Start Raw data

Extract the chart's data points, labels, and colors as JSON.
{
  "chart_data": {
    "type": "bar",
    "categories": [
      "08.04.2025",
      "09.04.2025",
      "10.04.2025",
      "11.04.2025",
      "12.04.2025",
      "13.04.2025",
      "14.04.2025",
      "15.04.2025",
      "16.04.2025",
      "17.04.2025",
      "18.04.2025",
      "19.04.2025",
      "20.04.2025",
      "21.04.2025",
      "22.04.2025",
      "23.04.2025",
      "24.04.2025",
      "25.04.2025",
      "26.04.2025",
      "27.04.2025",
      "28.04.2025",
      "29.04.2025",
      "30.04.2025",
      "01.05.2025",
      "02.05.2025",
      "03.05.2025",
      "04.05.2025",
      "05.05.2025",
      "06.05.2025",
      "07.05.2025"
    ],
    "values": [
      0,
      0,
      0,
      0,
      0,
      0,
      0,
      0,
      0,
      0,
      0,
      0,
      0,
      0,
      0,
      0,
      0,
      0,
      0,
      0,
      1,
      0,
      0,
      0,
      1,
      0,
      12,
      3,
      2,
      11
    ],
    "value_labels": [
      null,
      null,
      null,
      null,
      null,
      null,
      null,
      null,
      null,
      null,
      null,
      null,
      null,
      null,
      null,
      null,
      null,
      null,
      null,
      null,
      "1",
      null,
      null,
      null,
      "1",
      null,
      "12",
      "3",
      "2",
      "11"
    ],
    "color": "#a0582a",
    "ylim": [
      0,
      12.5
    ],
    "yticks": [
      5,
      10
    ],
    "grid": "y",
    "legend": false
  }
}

End Raw data

#### [Description of the task]
Nothing should be left out: repeat all of the data exactly.

#### [Solution to this exercise]
Extract the chart's data points, labels, and colors as JSON.
{
  "chart_data": {
    "type": "bar",
    "categories": [
      "08.04.2025",
      "09.04.2025",
      "10.04.2025",
      "11.04.2025",
      "12.04.2025",
      "13.04.2025",
      "14.04.2025",
      "15.04.2025",
      "16.04.2025",
      "17.04.2025",
      "18.04.2025",
      "19.04.2025",
      "20.04.2025",
      "21.04.2025",
      "22.04.2025",
      "23.04.2025",
      "24.04.2025",
      "25.04.2025",
      "26.04.2025",
      "27.04.2025",
      "28.04.2025",
      "29.04.2025",
      "30.04.2025",
      "01.05.2025",
      "02.05.2025",
      "03.05.2025",
      "04.05.2025",
      "05.05.2025",
      "06.05.2025",
      "07.05.2025"
    ],
    "values": [
      0,
      0,
      0,
      0,
      0,
      0,
      0,
      0,
      0,
      0,
      0,
      0,
      0,
      0,
      0,
      0,
      0,
      0,
      0,
      0,
      1,
      0,
      0,
      0,
      1,
      0,
      12,
      3,
      2,
      11
    ],
    "value_labels": [
      null,
      null,
      null,
      null,
      null,
      null,
      null,
      null,
      null,
      null,
      null,
      null,
      null,
      null,
      null,
      null,
      null,
      null,
      null,
      null,
      "1",
      null,
      null,
      null,
      "1",
      null,
      "12",
      "3",
      "2",
      "11"
    ],
    "color": "#a0582a",
    "ylim": [
      0,
      12.5
    ],
    "yticks": [
      5,
      10
    ],
    "grid": "y",
    "legend": false
  }
}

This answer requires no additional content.